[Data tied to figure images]
=======
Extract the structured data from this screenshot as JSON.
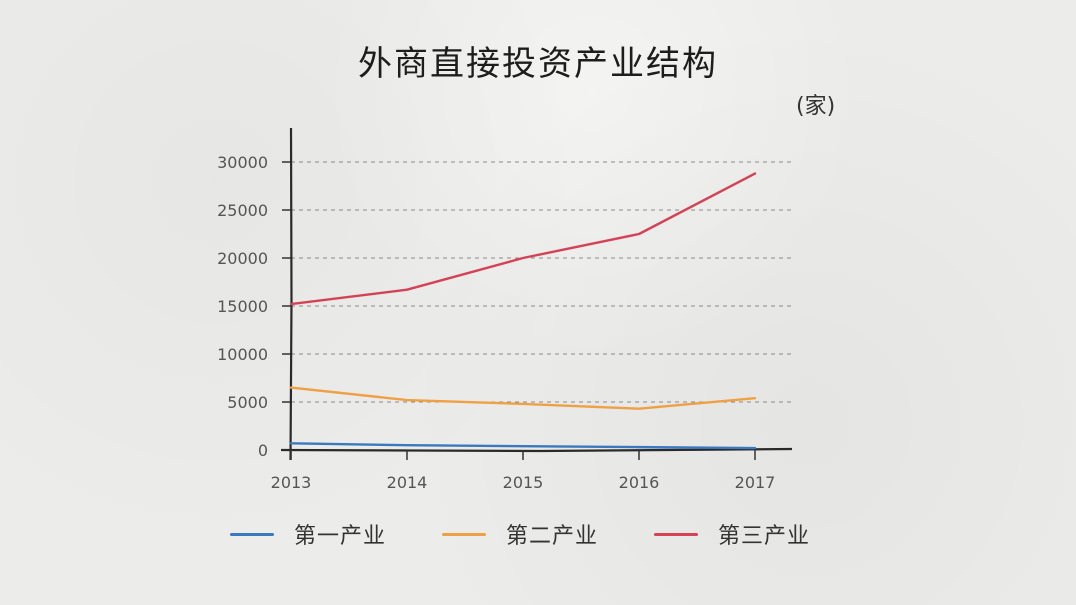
{
  "chart_data": {
    "type": "line",
    "title": "外商直接投资产业结构",
    "unit": "(家)",
    "x": [
      "2013",
      "2014",
      "2015",
      "2016",
      "2017"
    ],
    "ylim": [
      0,
      30000
    ],
    "yticks": [
      "0",
      "5000",
      "10000",
      "15000",
      "20000",
      "25000",
      "30000"
    ],
    "grid": true,
    "legend_position": "bottom",
    "series": [
      {
        "name": "第一产业",
        "color": "#3a78c0",
        "values": [
          700,
          500,
          400,
          300,
          200
        ]
      },
      {
        "name": "第二产业",
        "color": "#f0a044",
        "values": [
          6500,
          5200,
          4800,
          4300,
          5400
        ]
      },
      {
        "name": "第三产业",
        "color": "#d44256",
        "values": [
          15200,
          16700,
          20000,
          22500,
          28800
        ]
      }
    ]
  }
}
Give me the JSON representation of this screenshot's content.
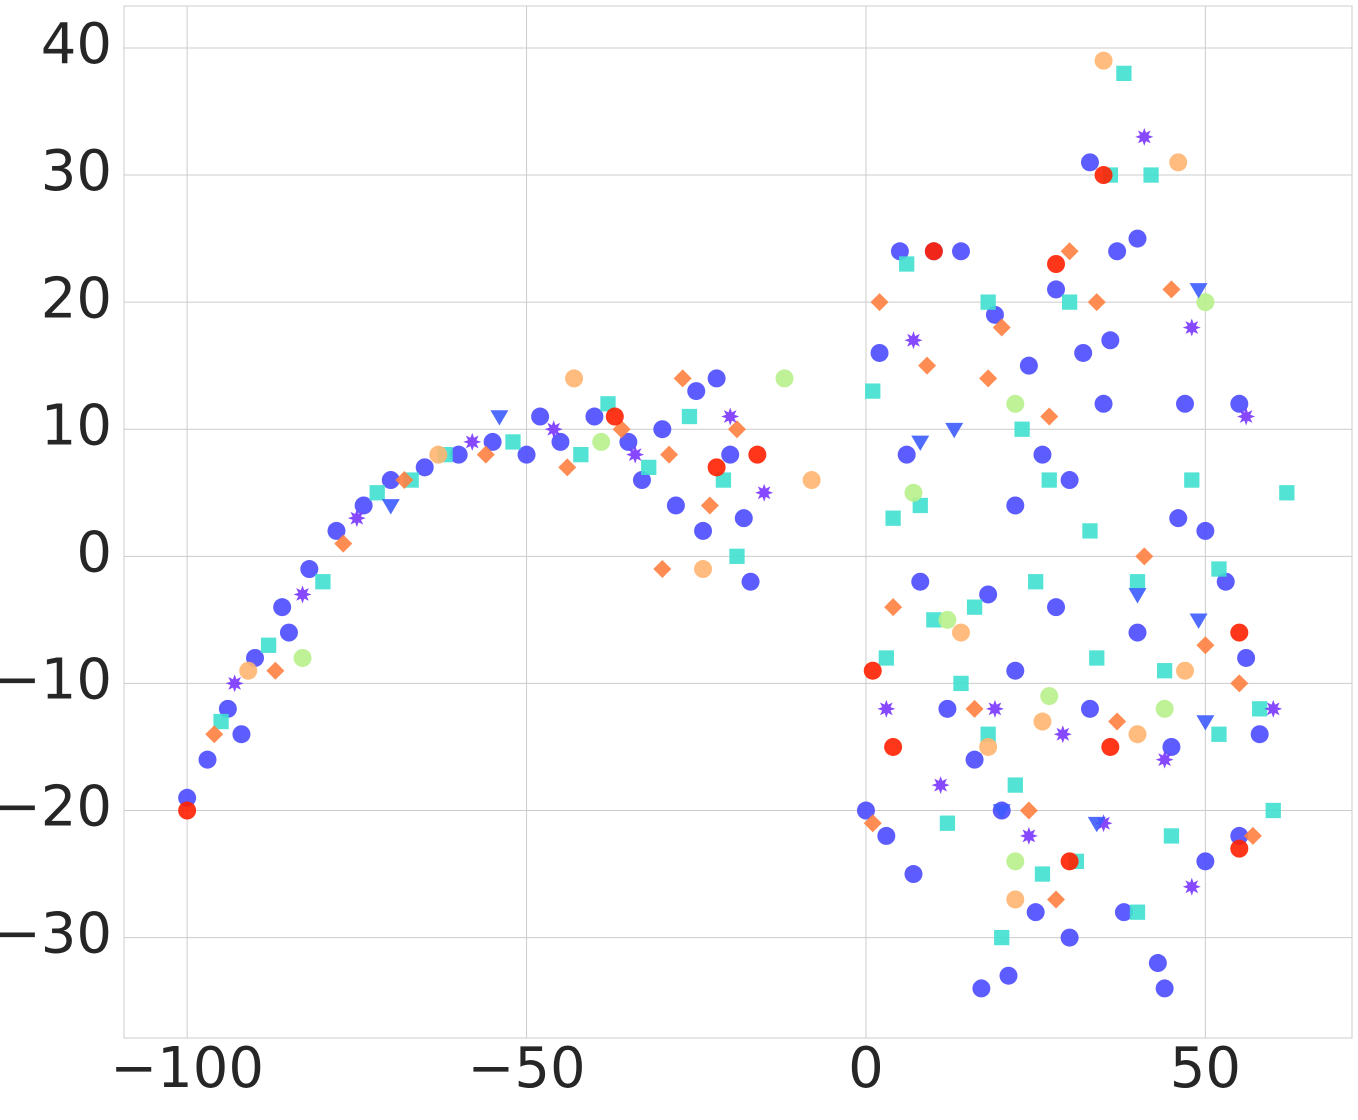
{
  "chart_data": {
    "type": "scatter",
    "xlim": [
      -109.3,
      71.6
    ],
    "ylim": [
      -37.9,
      43.3
    ],
    "xticks": [
      {
        "value": -100,
        "label": "−100"
      },
      {
        "value": -50,
        "label": "−50"
      },
      0,
      50
    ],
    "yticks": [
      {
        "value": -30,
        "label": "−30"
      },
      {
        "value": -20,
        "label": "−20"
      },
      {
        "value": -10,
        "label": "−10"
      },
      0,
      10,
      20,
      30,
      40
    ],
    "grid": true,
    "series": [
      {
        "color": "#4b4bff",
        "marker": "circle",
        "x": [
          -100,
          -97,
          -94,
          -90,
          -86,
          -82,
          -78,
          -74,
          -70,
          -65,
          -60,
          -55,
          -50,
          -45,
          -40,
          -35,
          -30,
          -25,
          -22,
          -20,
          -18,
          -24,
          -28,
          -17,
          -33,
          -48,
          -85,
          -92,
          5,
          10,
          14,
          2,
          6,
          8,
          12,
          16,
          20,
          25,
          30,
          17,
          21,
          38,
          44,
          43,
          0,
          3,
          7,
          33,
          37,
          40,
          36,
          32,
          22,
          26,
          30,
          35,
          46,
          50,
          53,
          56,
          58,
          47,
          55,
          18,
          22,
          28,
          33,
          40,
          45,
          50,
          55,
          24,
          19,
          28
        ],
        "y": [
          -19,
          -16,
          -12,
          -8,
          -4,
          -1,
          2,
          4,
          6,
          7,
          8,
          9,
          8,
          9,
          11,
          9,
          10,
          13,
          14,
          8,
          3,
          2,
          4,
          -2,
          6,
          11,
          -6,
          -14,
          24,
          24,
          24,
          16,
          8,
          -2,
          -12,
          -16,
          -20,
          -28,
          -30,
          -34,
          -33,
          -28,
          -34,
          -32,
          -20,
          -22,
          -25,
          31,
          24,
          25,
          17,
          16,
          4,
          8,
          6,
          12,
          3,
          2,
          -2,
          -8,
          -14,
          12,
          12,
          -3,
          -9,
          -4,
          -12,
          -6,
          -15,
          -24,
          -22,
          15,
          19,
          21
        ]
      },
      {
        "color": "#40e0d0",
        "marker": "square",
        "x": [
          -95,
          -88,
          -80,
          -72,
          -62,
          -52,
          -42,
          -32,
          -26,
          -21,
          -19,
          -38,
          -67,
          6,
          1,
          4,
          10,
          14,
          18,
          22,
          26,
          31,
          36,
          38,
          42,
          30,
          18,
          23,
          27,
          33,
          40,
          48,
          52,
          58,
          60,
          45,
          40,
          12,
          3,
          8,
          16,
          25,
          34,
          44,
          52,
          20,
          62
        ],
        "y": [
          -13,
          -7,
          -2,
          5,
          8,
          9,
          8,
          7,
          11,
          6,
          0,
          12,
          6,
          23,
          13,
          3,
          -5,
          -10,
          -14,
          -18,
          -25,
          -24,
          30,
          38,
          30,
          20,
          20,
          10,
          6,
          2,
          -2,
          6,
          -1,
          -12,
          -20,
          -22,
          -28,
          -21,
          -8,
          4,
          -4,
          -2,
          -8,
          -9,
          -14,
          -30,
          5
        ]
      },
      {
        "color": "#ff7f40",
        "marker": "diamond",
        "x": [
          -96,
          -87,
          -77,
          -68,
          -56,
          -44,
          -36,
          -29,
          -23,
          -27,
          -19,
          -30,
          2,
          9,
          4,
          16,
          24,
          28,
          34,
          30,
          20,
          27,
          41,
          50,
          55,
          57,
          18,
          1,
          45,
          37
        ],
        "y": [
          -14,
          -9,
          1,
          6,
          8,
          7,
          10,
          8,
          4,
          14,
          10,
          -1,
          20,
          15,
          -4,
          -12,
          -20,
          -27,
          20,
          24,
          18,
          11,
          0,
          -7,
          -10,
          -22,
          14,
          -21,
          21,
          -13
        ]
      },
      {
        "color": "#7a35ff",
        "marker": "star",
        "x": [
          -93,
          -83,
          -75,
          -58,
          -46,
          -34,
          -20,
          -15,
          7,
          3,
          19,
          29,
          44,
          48,
          56,
          41,
          24,
          11,
          35,
          48,
          60
        ],
        "y": [
          -10,
          -3,
          3,
          9,
          10,
          8,
          11,
          5,
          17,
          -12,
          -12,
          -14,
          -16,
          18,
          11,
          33,
          -22,
          -18,
          -21,
          -26,
          -12
        ]
      },
      {
        "color": "#ffb570",
        "marker": "circle",
        "x": [
          -91,
          -63,
          -43,
          -8,
          -24,
          35,
          46,
          18,
          26,
          40,
          22,
          14,
          47
        ],
        "y": [
          -9,
          8,
          14,
          6,
          -1,
          39,
          31,
          -15,
          -13,
          -14,
          -27,
          -6,
          -9
        ]
      },
      {
        "color": "#ff2000",
        "marker": "circle",
        "x": [
          -100,
          -37,
          -22,
          -16,
          10,
          28,
          35,
          1,
          4,
          55,
          30,
          36,
          55
        ],
        "y": [
          -20,
          11,
          7,
          8,
          24,
          23,
          30,
          -9,
          -15,
          -23,
          -24,
          -15,
          -6
        ]
      },
      {
        "color": "#b8f08c",
        "marker": "circle",
        "x": [
          -83,
          -39,
          -12,
          7,
          12,
          22,
          27,
          44,
          50,
          22
        ],
        "y": [
          -8,
          9,
          14,
          5,
          -5,
          12,
          -11,
          -12,
          20,
          -24
        ]
      },
      {
        "color": "#3d5cff",
        "marker": "triangle",
        "x": [
          13,
          20,
          50,
          40,
          49,
          34,
          49,
          8,
          -70,
          -54
        ],
        "y": [
          10,
          -20,
          -13,
          -3,
          -5,
          -21,
          21,
          9,
          4,
          11
        ]
      }
    ]
  }
}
=======
Copy out the records above in full, exactly as written, but not the pictures.

Extract the structured data from this screenshot as JSON.
{
  "chart_data": {
    "type": "line",
    "title": "外商直接投资产业结构",
    "unit": "(家)",
    "x": [
      "2013",
      "2014",
      "2015",
      "2016",
      "2017"
    ],
    "ylim": [
      0,
      30000
    ],
    "yticks": [
      "0",
      "5000",
      "10000",
      "15000",
      "20000",
      "25000",
      "30000"
    ],
    "grid": true,
    "legend_position": "bottom",
    "series": [
      {
        "name": "第一产业",
        "color": "#3a78c0",
        "values": [
          700,
          500,
          400,
          300,
          200
        ]
      },
      {
        "name": "第二产业",
        "color": "#f0a044",
        "values": [
          6500,
          5200,
          4800,
          4300,
          5400
        ]
      },
      {
        "name": "第三产业",
        "color": "#d44256",
        "values": [
          15200,
          16700,
          20000,
          22500,
          28800
        ]
      }
    ]
  }
}
Give me the JSON representation of this screenshot's content.
{
  "chart_data": {
    "type": "scatter",
    "xlim": [
      -109.3,
      71.6
    ],
    "ylim": [
      -37.9,
      43.3
    ],
    "xticks": [
      {
        "value": -100,
        "label": "−100"
      },
      {
        "value": -50,
        "label": "−50"
      },
      0,
      50
    ],
    "yticks": [
      {
        "value": -30,
        "label": "−30"
      },
      {
        "value": -20,
        "label": "−20"
      },
      {
        "value": -10,
        "label": "−10"
      },
      0,
      10,
      20,
      30,
      40
    ],
    "grid": true,
    "series": [
      {
        "color": "#4b4bff",
        "marker": "circle",
        "x": [
          -100,
          -97,
          -94,
          -90,
          -86,
          -82,
          -78,
          -74,
          -70,
          -65,
          -60,
          -55,
          -50,
          -45,
          -40,
          -35,
          -30,
          -25,
          -22,
          -20,
          -18,
          -24,
          -28,
          -17,
          -33,
          -48,
          -85,
          -92,
          5,
          10,
          14,
          2,
          6,
          8,
          12,
          16,
          20,
          25,
          30,
          17,
          21,
          38,
          44,
          43,
          0,
          3,
          7,
          33,
          37,
          40,
          36,
          32,
          22,
          26,
          30,
          35,
          46,
          50,
          53,
          56,
          58,
          47,
          55,
          18,
          22,
          28,
          33,
          40,
          45,
          50,
          55,
          24,
          19,
          28
        ],
        "y": [
          -19,
          -16,
          -12,
          -8,
          -4,
          -1,
          2,
          4,
          6,
          7,
          8,
          9,
          8,
          9,
          11,
          9,
          10,
          13,
          14,
          8,
          3,
          2,
          4,
          -2,
          6,
          11,
          -6,
          -14,
          24,
          24,
          24,
          16,
          8,
          -2,
          -12,
          -16,
          -20,
          -28,
          -30,
          -34,
          -33,
          -28,
          -34,
          -32,
          -20,
          -22,
          -25,
          31,
          24,
          25,
          17,
          16,
          4,
          8,
          6,
          12,
          3,
          2,
          -2,
          -8,
          -14,
          12,
          12,
          -3,
          -9,
          -4,
          -12,
          -6,
          -15,
          -24,
          -22,
          15,
          19,
          21
        ]
      },
      {
        "color": "#40e0d0",
        "marker": "square",
        "x": [
          -95,
          -88,
          -80,
          -72,
          -62,
          -52,
          -42,
          -32,
          -26,
          -21,
          -19,
          -38,
          -67,
          6,
          1,
          4,
          10,
          14,
          18,
          22,
          26,
          31,
          36,
          38,
          42,
          30,
          18,
          23,
          27,
          33,
          40,
          48,
          52,
          58,
          60,
          45,
          40,
          12,
          3,
          8,
          16,
          25,
          34,
          44,
          52,
          20,
          62
        ],
        "y": [
          -13,
          -7,
          -2,
          5,
          8,
          9,
          8,
          7,
          11,
          6,
          0,
          12,
          6,
          23,
          13,
          3,
          -5,
          -10,
          -14,
          -18,
          -25,
          -24,
          30,
          38,
          30,
          20,
          20,
          10,
          6,
          2,
          -2,
          6,
          -1,
          -12,
          -20,
          -22,
          -28,
          -21,
          -8,
          4,
          -4,
          -2,
          -8,
          -9,
          -14,
          -30,
          5
        ]
      },
      {
        "color": "#ff7f40",
        "marker": "diamond",
        "x": [
          -96,
          -87,
          -77,
          -68,
          -56,
          -44,
          -36,
          -29,
          -23,
          -27,
          -19,
          -30,
          2,
          9,
          4,
          16,
          24,
          28,
          34,
          30,
          20,
          27,
          41,
          50,
          55,
          57,
          18,
          1,
          45,
          37
        ],
        "y": [
          -14,
          -9,
          1,
          6,
          8,
          7,
          10,
          8,
          4,
          14,
          10,
          -1,
          20,
          15,
          -4,
          -12,
          -20,
          -27,
          20,
          24,
          18,
          11,
          0,
          -7,
          -10,
          -22,
          14,
          -21,
          21,
          -13
        ]
      },
      {
        "color": "#7a35ff",
        "marker": "star",
        "x": [
          -93,
          -83,
          -75,
          -58,
          -46,
          -34,
          -20,
          -15,
          7,
          3,
          19,
          29,
          44,
          48,
          56,
          41,
          24,
          11,
          35,
          48,
          60
        ],
        "y": [
          -10,
          -3,
          3,
          9,
          10,
          8,
          11,
          5,
          17,
          -12,
          -12,
          -14,
          -16,
          18,
          11,
          33,
          -22,
          -18,
          -21,
          -26,
          -12
        ]
      },
      {
        "color": "#ffb570",
        "marker": "circle",
        "x": [
          -91,
          -63,
          -43,
          -8,
          -24,
          35,
          46,
          18,
          26,
          40,
          22,
          14,
          47
        ],
        "y": [
          -9,
          8,
          14,
          6,
          -1,
          39,
          31,
          -15,
          -13,
          -14,
          -27,
          -6,
          -9
        ]
      },
      {
        "color": "#ff2000",
        "marker": "circle",
        "x": [
          -100,
          -37,
          -22,
          -16,
          10,
          28,
          35,
          1,
          4,
          55,
          30,
          36,
          55
        ],
        "y": [
          -20,
          11,
          7,
          8,
          24,
          23,
          30,
          -9,
          -15,
          -23,
          -24,
          -15,
          -6
        ]
      },
      {
        "color": "#b8f08c",
        "marker": "circle",
        "x": [
          -83,
          -39,
          -12,
          7,
          12,
          22,
          27,
          44,
          50,
          22
        ],
        "y": [
          -8,
          9,
          14,
          5,
          -5,
          12,
          -11,
          -12,
          20,
          -24
        ]
      },
      {
        "color": "#3d5cff",
        "marker": "triangle",
        "x": [
          13,
          20,
          50,
          40,
          49,
          34,
          49,
          8,
          -70,
          -54
        ],
        "y": [
          10,
          -20,
          -13,
          -3,
          -5,
          -21,
          21,
          9,
          4,
          11
        ]
      }
    ]
  }
}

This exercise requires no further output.